(Stored data)

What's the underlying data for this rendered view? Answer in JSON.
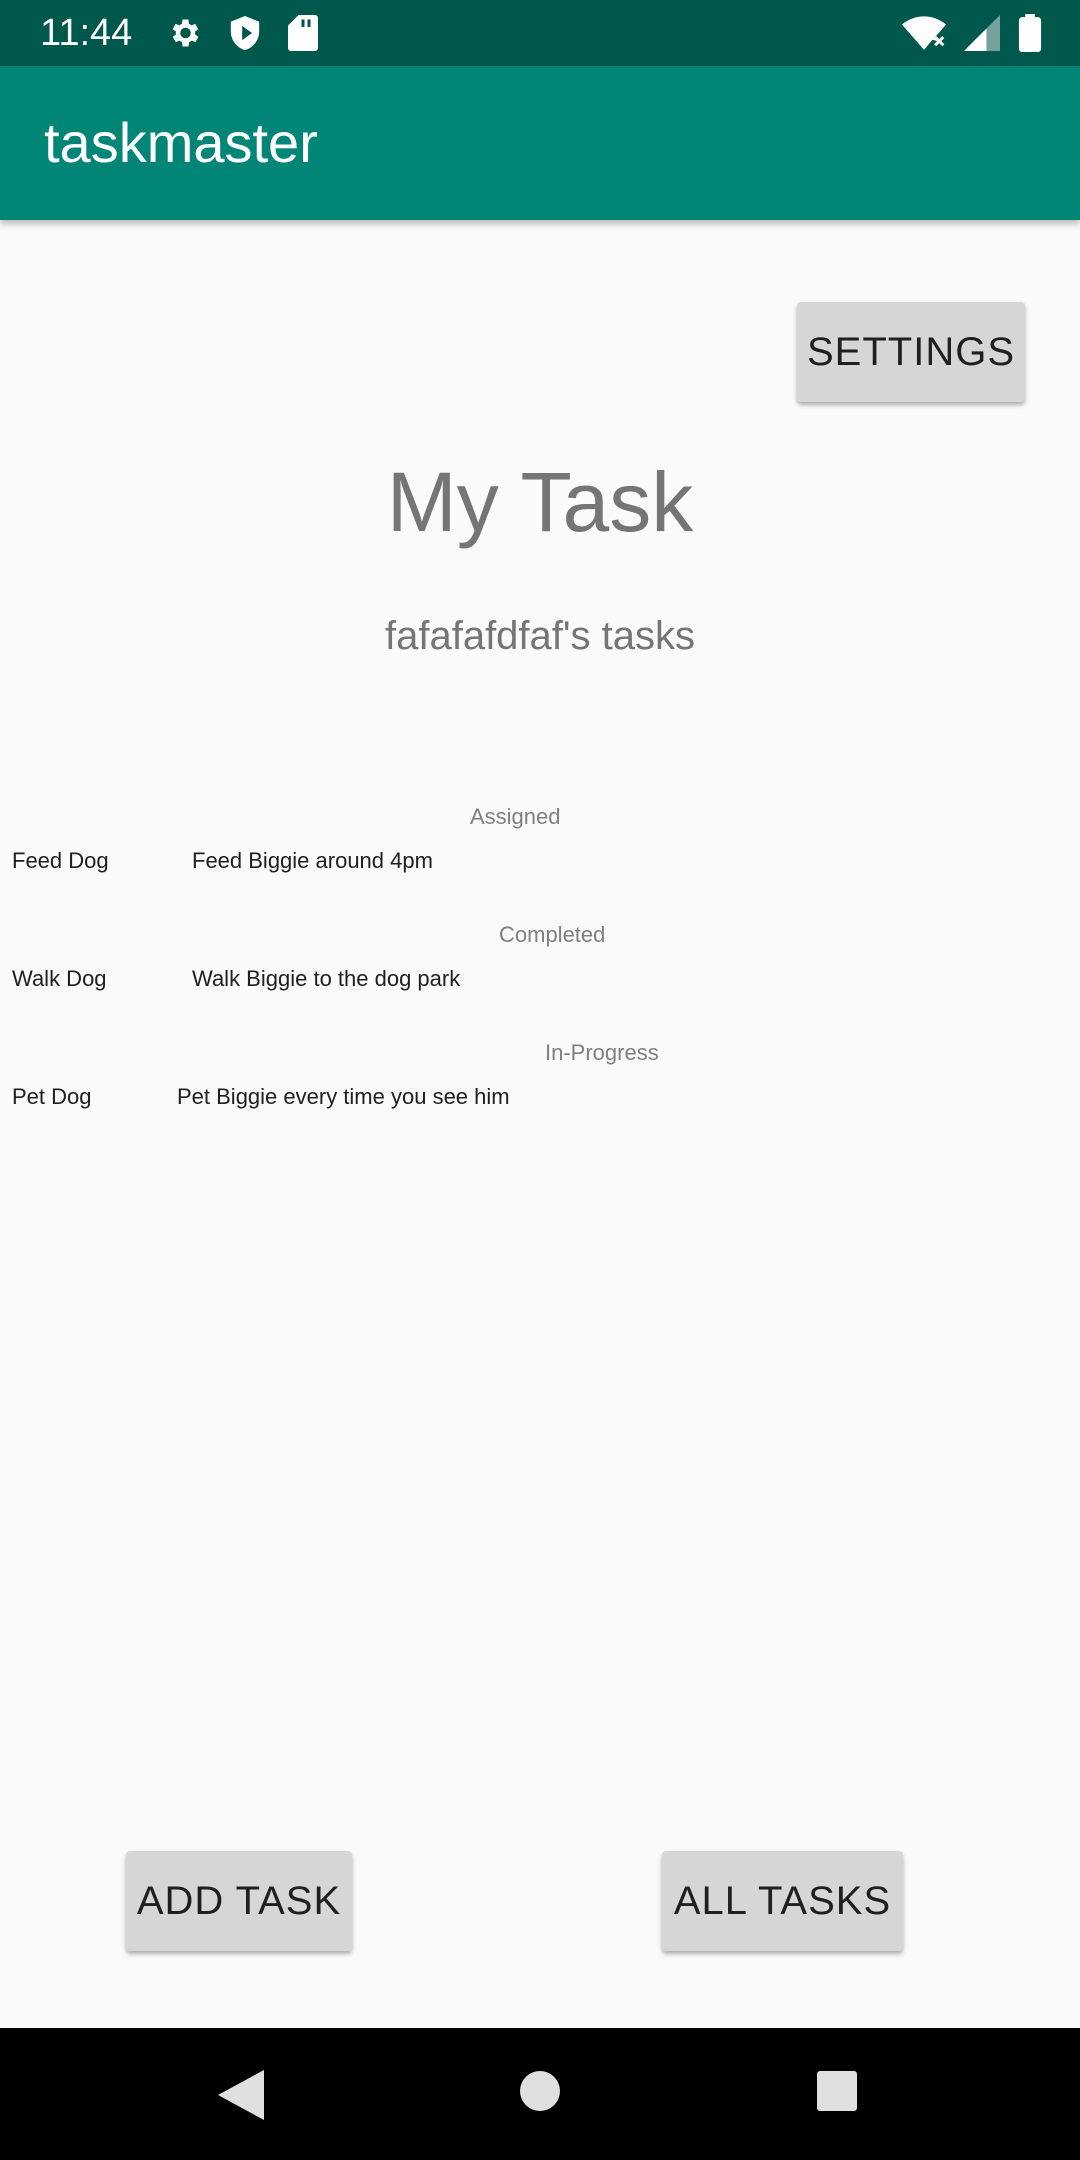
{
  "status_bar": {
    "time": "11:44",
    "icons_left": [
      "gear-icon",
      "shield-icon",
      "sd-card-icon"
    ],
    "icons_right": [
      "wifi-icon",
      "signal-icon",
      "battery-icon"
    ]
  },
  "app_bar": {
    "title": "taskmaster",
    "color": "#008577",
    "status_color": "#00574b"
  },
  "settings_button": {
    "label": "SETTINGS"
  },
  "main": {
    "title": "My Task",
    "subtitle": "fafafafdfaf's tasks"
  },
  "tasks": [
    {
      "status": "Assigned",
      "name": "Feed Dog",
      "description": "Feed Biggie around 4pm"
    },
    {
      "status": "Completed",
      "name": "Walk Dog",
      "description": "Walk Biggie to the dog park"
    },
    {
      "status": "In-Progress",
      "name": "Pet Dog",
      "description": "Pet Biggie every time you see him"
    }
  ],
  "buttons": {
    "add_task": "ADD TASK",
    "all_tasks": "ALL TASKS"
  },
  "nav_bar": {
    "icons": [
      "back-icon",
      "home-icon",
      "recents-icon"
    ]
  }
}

What this task involves>
Output each line exactly; omit every picture.

Result>
What's the underlying data for this rendered view? Answer in JSON.
{
  "status_bar": {
    "time": "11:44",
    "icons_left": [
      "gear-icon",
      "shield-icon",
      "sd-card-icon"
    ],
    "icons_right": [
      "wifi-icon",
      "signal-icon",
      "battery-icon"
    ]
  },
  "app_bar": {
    "title": "taskmaster",
    "color": "#008577",
    "status_color": "#00574b"
  },
  "settings_button": {
    "label": "SETTINGS"
  },
  "main": {
    "title": "My Task",
    "subtitle": "fafafafdfaf's tasks"
  },
  "tasks": [
    {
      "status": "Assigned",
      "name": "Feed Dog",
      "description": "Feed Biggie around 4pm"
    },
    {
      "status": "Completed",
      "name": "Walk Dog",
      "description": "Walk Biggie to the dog park"
    },
    {
      "status": "In-Progress",
      "name": "Pet Dog",
      "description": "Pet Biggie every time you see him"
    }
  ],
  "buttons": {
    "add_task": "ADD TASK",
    "all_tasks": "ALL TASKS"
  },
  "nav_bar": {
    "icons": [
      "back-icon",
      "home-icon",
      "recents-icon"
    ]
  }
}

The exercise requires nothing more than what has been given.